In the material below, find every line with "Google" and pull it out.

Collection entries:
((

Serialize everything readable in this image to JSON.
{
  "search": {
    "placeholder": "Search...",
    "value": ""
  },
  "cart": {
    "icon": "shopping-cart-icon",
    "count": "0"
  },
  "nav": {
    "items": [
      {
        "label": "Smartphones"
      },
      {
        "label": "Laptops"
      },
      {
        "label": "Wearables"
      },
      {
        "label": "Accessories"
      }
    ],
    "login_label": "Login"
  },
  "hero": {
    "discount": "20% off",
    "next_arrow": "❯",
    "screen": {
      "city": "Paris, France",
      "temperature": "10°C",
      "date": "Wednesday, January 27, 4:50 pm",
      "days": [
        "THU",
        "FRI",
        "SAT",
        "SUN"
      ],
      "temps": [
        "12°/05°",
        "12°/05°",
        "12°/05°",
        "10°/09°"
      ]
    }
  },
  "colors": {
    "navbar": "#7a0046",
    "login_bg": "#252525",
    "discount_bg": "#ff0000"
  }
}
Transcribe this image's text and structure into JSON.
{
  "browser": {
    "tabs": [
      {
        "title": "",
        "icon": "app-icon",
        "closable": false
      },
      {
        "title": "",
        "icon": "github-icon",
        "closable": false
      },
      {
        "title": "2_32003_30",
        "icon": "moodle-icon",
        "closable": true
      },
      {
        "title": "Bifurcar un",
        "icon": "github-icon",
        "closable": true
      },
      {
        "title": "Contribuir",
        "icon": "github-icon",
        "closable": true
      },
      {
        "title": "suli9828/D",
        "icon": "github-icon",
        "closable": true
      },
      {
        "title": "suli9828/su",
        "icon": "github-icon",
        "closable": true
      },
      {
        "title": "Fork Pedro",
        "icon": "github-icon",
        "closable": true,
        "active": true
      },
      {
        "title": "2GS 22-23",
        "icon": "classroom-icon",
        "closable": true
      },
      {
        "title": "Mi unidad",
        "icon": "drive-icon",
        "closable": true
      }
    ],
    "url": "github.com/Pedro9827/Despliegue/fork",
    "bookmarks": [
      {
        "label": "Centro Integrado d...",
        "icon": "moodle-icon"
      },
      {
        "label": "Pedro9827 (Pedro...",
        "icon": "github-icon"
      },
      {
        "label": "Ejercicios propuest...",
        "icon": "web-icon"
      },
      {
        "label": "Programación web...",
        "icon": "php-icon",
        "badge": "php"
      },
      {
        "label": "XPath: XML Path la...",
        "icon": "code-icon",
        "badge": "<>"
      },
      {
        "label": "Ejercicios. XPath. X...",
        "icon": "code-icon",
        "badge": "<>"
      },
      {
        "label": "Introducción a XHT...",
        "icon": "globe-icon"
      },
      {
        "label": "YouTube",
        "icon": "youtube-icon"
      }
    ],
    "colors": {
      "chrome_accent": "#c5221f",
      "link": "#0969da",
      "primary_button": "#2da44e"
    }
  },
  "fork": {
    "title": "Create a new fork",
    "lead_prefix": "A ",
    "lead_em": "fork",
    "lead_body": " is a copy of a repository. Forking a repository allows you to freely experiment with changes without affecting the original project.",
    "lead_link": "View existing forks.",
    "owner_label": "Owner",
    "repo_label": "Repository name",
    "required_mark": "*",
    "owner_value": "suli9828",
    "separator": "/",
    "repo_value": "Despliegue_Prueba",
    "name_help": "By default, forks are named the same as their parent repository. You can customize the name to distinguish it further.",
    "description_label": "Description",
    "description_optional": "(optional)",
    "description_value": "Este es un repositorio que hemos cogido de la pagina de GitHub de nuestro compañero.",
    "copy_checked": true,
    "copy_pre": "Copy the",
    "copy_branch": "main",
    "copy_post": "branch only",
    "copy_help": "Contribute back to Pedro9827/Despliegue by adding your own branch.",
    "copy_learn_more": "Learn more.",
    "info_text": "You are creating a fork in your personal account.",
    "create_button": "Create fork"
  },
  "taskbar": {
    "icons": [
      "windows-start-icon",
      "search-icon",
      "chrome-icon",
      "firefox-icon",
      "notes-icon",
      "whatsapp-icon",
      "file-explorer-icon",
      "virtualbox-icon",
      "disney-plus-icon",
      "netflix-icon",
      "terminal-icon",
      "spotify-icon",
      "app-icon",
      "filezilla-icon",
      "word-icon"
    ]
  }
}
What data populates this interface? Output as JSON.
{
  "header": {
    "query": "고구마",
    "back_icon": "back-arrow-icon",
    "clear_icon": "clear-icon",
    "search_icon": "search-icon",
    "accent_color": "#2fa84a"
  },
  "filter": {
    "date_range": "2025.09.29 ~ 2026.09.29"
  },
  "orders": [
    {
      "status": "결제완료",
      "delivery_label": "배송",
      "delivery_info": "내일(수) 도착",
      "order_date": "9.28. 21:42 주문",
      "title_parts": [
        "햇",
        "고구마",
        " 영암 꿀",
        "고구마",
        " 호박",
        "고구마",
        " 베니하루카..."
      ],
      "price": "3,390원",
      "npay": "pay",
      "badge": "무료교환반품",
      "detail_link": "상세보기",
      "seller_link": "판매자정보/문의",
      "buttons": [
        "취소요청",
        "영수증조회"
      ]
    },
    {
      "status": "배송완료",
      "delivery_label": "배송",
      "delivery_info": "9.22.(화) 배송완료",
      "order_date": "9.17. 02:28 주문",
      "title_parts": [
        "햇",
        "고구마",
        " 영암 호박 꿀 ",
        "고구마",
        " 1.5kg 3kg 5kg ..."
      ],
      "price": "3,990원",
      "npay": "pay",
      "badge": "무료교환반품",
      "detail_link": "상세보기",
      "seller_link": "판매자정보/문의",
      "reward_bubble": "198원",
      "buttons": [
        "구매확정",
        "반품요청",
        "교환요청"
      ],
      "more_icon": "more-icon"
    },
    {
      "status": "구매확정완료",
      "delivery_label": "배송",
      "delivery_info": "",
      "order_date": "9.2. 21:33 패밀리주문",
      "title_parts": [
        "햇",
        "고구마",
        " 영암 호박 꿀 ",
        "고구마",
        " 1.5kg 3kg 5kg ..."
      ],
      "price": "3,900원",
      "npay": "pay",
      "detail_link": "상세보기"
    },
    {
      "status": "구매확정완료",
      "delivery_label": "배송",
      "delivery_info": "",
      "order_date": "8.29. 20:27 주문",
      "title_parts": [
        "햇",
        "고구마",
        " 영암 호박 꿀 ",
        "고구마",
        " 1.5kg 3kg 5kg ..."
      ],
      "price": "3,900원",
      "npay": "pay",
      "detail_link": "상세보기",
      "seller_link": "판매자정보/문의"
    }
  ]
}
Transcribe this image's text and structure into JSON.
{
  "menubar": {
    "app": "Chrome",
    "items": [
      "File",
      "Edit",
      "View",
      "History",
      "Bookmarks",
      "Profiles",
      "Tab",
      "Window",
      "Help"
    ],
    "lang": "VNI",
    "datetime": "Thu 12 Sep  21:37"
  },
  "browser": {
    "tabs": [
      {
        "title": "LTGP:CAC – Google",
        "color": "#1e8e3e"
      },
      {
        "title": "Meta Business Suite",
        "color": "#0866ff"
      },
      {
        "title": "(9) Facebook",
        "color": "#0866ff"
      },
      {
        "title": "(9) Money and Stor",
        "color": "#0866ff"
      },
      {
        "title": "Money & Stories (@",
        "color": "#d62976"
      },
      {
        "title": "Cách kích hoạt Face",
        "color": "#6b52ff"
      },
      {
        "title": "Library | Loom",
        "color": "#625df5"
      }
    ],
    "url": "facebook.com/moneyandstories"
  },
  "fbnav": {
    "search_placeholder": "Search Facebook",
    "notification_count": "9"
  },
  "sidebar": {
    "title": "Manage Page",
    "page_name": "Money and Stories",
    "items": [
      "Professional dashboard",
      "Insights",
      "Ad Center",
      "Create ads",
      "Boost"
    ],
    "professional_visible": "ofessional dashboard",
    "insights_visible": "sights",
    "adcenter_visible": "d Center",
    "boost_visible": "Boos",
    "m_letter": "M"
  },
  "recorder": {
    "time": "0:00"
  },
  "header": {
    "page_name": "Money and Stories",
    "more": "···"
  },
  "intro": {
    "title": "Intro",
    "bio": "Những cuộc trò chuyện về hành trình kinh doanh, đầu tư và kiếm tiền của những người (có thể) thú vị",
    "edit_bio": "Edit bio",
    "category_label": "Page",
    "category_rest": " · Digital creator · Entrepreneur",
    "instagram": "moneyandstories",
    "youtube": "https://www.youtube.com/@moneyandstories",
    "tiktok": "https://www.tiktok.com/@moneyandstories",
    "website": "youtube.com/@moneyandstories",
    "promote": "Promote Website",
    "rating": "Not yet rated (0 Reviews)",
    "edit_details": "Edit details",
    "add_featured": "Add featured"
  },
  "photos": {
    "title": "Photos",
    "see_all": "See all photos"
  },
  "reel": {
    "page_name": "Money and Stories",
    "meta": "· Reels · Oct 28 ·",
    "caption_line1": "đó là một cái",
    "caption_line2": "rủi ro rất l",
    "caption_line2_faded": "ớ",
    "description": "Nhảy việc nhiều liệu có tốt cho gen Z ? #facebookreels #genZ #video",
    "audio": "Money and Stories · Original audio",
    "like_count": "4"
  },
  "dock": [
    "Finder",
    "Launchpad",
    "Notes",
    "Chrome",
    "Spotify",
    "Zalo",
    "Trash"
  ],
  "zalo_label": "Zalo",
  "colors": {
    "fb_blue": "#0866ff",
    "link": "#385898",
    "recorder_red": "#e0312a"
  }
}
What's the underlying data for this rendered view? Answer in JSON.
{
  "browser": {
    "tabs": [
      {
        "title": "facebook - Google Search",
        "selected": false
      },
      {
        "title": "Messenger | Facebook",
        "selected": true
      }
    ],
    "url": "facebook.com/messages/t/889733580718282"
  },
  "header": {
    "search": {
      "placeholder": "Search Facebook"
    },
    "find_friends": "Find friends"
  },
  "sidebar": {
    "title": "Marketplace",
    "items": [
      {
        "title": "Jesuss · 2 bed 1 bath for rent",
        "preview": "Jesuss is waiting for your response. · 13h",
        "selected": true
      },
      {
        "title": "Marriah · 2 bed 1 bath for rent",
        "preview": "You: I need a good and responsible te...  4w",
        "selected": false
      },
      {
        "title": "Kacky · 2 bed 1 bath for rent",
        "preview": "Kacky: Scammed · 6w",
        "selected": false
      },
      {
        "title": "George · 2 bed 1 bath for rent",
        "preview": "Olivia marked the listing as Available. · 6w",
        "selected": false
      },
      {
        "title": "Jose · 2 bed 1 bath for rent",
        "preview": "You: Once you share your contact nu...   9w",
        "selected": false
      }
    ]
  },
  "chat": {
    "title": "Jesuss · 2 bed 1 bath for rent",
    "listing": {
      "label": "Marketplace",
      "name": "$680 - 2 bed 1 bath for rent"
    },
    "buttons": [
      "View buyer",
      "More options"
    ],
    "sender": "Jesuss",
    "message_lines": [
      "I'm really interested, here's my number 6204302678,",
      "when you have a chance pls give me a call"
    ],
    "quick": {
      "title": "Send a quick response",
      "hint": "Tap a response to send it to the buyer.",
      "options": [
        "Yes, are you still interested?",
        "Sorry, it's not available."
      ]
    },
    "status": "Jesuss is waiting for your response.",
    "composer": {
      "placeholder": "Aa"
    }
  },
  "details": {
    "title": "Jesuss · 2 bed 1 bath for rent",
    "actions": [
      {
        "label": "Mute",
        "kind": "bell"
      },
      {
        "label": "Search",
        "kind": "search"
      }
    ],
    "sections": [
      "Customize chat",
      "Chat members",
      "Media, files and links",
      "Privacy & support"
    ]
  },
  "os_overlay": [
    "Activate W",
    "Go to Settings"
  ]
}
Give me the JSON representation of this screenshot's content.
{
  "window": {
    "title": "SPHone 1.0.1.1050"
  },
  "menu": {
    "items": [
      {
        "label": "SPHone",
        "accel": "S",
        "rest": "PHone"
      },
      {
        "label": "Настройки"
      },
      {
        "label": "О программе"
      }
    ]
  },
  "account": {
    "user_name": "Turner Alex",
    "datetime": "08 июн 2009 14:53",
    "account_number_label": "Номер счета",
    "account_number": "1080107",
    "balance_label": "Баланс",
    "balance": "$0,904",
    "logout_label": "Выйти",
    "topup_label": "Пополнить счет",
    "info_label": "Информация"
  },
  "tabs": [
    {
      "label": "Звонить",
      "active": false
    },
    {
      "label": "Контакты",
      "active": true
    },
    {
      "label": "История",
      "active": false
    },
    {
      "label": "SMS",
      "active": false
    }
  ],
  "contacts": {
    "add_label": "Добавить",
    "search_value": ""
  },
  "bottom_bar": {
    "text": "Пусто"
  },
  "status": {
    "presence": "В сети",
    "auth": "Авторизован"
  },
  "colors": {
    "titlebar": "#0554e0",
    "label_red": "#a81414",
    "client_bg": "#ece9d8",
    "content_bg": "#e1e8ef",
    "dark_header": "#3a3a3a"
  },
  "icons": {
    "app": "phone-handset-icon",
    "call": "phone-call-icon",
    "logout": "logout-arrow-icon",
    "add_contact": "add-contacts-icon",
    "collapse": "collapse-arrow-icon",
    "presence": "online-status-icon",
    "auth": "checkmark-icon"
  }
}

))

▸ **Answer to this task**:
        "title": "LTGP:CAC – Google",
        "title": "facebook - Google Search",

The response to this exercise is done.